Heroic Conservatism
Why Republicans Need to Embrace America's Ideals (And Why They Deserve to Fail If They Don't)
by Michael Gerson
HarperOne, 320 pp., $26.95
This well written and engaging memoir from former White House speechwriter Michael Gerson offers a strong defense of administration policies and a you-are-there perspective on some of the most important decisions and utterances made by President Bush in his first six years in office.
Along the way, Gerson also reveals the novel ideological character of Bush's presidency, as well as the limits of his approach to governing. Moreover, his account goes out of its way to confirm the fears of earlier writers who have attacked the president for being an "imposter" conservative. It is an apology for the administration that unapologetically defends the administration's most unconservative aspects.
As Gerson writes, "It is fair to ask: In what sense is this approach of mine conservative?" It is a good question. Gerson calls his approach "idealism," which he contrasts with the "noble pessimism" of "traditional conservatism." And it is worth studying his approach, since its most prominent adherent, according to Gerson, is George W. Bush himself.
Gerson's idealism has two parts. The first, "idealism abroad," concerns the "promotion of liberty and hope" as "alternatives to hatred and bitterness." The second, "idealism at home," involves a "determination to care for the weak and vulnerable" while healing "racial divisions" by the "expansion of opportunity." Idealism is not the "ideology of minimal government," nor is it the "rigid secularization" that endangers "one of the main sources
of social justice in American history," religious faith.
Furthermore, idealism itself is endangered. Currently there is a "backlash" against it. Some on the right seek to replace idealism abroad with "realist" policies which are "deeply skeptical" that "other countries can sustain democracy." Others want to "get back" to what they see as the "real business" of conservatism: "cutting government." Gerson does not like these people. He saw their governing vision at work "in the aftermath of Hurricane Katrina," when the "administration found men and women who had never had a bank account." Such a problem--"so clearly rooted in governmentally enforced oppression"--requires an "active response by government."

◆ **What this task involves**
Continue the review of Heroic Conservatism from the point where it stops. The listing that comes next is separate material with no connection to the review.

Page segmentation data:
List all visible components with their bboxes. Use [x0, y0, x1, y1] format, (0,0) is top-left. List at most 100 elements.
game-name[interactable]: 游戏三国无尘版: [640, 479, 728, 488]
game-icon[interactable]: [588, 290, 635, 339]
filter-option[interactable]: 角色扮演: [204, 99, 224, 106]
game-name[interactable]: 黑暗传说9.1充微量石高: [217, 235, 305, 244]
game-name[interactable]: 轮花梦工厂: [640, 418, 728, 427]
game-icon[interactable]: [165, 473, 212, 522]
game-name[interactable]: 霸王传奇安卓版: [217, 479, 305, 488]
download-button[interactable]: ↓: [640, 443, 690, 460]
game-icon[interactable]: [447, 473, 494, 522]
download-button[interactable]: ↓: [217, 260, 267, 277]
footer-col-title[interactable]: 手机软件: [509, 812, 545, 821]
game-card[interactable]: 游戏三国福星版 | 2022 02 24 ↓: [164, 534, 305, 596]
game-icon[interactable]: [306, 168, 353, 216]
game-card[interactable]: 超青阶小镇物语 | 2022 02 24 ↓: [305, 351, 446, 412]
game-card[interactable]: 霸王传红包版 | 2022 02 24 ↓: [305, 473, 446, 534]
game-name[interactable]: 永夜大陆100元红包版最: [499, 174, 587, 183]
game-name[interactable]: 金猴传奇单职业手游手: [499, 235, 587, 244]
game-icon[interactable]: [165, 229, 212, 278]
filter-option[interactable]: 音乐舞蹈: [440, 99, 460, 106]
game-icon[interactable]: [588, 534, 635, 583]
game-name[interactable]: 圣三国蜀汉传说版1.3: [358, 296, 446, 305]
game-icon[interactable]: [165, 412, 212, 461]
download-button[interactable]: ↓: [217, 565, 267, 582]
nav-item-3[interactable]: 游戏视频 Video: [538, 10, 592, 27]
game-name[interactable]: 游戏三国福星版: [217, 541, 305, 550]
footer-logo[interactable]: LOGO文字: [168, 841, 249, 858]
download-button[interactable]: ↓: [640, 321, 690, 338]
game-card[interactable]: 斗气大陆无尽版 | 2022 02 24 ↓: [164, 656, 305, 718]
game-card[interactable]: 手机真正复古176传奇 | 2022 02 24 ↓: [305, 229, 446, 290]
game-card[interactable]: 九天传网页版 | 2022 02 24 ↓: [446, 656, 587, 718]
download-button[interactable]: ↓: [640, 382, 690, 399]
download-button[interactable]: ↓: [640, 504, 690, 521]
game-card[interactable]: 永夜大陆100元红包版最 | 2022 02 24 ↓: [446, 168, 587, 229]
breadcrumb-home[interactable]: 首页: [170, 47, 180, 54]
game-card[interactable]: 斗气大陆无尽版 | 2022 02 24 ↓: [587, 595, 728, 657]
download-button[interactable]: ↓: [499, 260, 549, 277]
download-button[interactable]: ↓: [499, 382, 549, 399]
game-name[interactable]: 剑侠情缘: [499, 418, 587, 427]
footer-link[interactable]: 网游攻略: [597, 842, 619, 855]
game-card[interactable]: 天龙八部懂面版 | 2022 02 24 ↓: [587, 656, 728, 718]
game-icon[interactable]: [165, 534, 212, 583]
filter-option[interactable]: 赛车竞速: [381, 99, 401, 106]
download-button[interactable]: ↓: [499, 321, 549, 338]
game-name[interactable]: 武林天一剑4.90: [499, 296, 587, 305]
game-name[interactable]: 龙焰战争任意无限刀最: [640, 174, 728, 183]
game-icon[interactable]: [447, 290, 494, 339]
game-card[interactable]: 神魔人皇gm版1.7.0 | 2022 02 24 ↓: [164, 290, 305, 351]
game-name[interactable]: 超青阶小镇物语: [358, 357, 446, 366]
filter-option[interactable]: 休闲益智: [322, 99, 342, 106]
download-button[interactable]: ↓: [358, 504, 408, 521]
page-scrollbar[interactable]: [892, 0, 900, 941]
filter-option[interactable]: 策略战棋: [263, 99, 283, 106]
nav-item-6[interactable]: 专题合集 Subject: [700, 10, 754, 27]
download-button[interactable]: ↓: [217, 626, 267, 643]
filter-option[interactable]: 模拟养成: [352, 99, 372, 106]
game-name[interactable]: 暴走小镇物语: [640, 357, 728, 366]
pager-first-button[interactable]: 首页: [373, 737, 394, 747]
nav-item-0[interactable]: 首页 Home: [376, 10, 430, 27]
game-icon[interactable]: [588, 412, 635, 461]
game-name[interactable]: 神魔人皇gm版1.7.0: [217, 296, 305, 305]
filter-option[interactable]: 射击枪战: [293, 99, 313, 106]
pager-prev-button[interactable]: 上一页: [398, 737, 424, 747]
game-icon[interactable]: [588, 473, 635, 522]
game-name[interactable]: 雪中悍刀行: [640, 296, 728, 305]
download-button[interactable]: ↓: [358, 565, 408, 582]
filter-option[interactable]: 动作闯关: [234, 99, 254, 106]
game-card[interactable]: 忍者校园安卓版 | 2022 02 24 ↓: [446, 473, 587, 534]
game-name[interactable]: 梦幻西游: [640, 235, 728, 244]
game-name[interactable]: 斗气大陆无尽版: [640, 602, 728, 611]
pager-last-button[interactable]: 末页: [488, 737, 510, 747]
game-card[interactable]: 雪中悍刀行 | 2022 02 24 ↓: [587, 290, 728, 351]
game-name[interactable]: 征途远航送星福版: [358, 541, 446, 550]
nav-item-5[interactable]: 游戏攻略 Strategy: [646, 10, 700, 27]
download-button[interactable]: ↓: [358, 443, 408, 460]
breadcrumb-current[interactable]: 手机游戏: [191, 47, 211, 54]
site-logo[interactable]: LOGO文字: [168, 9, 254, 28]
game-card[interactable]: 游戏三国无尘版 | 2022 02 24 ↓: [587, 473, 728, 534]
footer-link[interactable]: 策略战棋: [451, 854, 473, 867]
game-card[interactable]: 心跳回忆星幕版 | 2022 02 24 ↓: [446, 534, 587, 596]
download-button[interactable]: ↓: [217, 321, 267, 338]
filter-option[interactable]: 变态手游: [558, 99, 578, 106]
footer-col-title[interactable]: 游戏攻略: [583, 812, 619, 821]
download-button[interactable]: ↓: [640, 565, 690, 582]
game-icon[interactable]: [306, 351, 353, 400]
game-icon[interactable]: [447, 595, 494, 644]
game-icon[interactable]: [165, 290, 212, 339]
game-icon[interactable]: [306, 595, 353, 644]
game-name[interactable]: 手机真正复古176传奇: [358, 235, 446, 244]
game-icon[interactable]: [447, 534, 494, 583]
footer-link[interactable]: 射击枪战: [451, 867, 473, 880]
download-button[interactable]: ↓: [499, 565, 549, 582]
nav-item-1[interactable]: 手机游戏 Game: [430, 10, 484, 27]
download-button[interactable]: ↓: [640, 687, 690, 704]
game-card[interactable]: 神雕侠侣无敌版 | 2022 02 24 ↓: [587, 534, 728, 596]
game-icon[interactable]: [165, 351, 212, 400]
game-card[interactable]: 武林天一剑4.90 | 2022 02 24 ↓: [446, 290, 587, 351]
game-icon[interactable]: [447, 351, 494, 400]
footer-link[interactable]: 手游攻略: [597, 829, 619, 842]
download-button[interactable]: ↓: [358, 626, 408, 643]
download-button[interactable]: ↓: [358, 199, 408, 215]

◆ **Task output**
If all this sounds to you remarkably like Democratic talking points circa 2005--that somehow an emphasis on individual responsibility rather than government dependency causes human suffering--you are right. Democrats emerge from Heroic Conservatism relatively unscathed. True, Gerson criticizes their party's abortion policies, its secularism, its view that "ethical relativism is the only answer to moral arrogance," and its lack of serious ideas about how to confront the nightmarish "combination of Islamic radicalism and proliferation." But he saves his real ire for those conservatives, if they exist, who do not hold the "radical belief in the rights of every individual" and a "conviction" that government "must act"--"when appropriate"--to "secure those rights when they are assaulted by oppression, poverty, and disease."
Nor does Gerson hold his fire on those "conservative critics" who enjoy the "severe pleasure of cutting food stamps," who seek "steep reductions in foreign assistance," and who wanted to pay "the costs of Katrina" by "postponing or ending the Medicare prescription-drug benefit." He blames the "weak, uncreative policy" of the now-forgotten 2004 State of the Union address on "budget concerns" caused by the "internal triumph of conventional Republican thinking." He rejects the idea that the Bush administration's budgets were excessively large; he found them "frustratingly restrictive."